(Records from a data source)
-*-

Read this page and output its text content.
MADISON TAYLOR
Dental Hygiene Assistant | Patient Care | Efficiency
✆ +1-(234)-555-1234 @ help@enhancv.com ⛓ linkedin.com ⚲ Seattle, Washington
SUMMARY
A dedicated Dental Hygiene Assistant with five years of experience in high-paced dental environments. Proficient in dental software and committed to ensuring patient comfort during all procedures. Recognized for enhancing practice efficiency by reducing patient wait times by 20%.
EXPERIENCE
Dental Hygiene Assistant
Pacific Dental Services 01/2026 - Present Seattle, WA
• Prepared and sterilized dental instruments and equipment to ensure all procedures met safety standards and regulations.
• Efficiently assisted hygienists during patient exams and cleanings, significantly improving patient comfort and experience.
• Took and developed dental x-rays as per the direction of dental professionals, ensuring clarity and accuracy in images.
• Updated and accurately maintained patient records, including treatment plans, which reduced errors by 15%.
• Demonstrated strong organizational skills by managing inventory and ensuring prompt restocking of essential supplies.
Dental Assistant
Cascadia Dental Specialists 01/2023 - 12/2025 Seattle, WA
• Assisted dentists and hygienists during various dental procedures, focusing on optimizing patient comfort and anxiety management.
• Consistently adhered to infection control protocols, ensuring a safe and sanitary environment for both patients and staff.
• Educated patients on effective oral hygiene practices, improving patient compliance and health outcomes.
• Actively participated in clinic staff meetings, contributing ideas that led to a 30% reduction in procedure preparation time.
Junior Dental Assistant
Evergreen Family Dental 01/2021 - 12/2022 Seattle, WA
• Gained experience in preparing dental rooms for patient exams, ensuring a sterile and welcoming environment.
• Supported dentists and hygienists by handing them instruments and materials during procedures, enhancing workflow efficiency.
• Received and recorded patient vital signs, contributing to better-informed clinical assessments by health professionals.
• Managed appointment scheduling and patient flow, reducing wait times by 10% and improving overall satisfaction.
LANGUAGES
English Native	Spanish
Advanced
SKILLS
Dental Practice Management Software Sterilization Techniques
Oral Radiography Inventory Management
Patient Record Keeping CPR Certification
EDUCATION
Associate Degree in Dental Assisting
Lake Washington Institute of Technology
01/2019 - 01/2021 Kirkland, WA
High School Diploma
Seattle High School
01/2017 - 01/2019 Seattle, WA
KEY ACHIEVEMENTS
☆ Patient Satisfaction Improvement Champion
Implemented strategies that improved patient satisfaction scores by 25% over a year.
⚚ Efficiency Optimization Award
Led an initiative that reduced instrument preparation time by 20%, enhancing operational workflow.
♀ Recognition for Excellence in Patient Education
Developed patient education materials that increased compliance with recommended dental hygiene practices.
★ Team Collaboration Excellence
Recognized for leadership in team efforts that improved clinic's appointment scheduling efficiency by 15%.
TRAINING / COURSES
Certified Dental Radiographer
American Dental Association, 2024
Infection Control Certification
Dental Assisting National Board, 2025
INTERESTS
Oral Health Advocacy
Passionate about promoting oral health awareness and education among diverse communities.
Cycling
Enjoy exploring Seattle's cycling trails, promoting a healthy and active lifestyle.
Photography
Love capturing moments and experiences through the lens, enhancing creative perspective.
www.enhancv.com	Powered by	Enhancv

-*-

**Exercise details:**
Once you have read through the entries above, state how many lines hold the word "that", giving nothing but the number.

**Task answer:**
5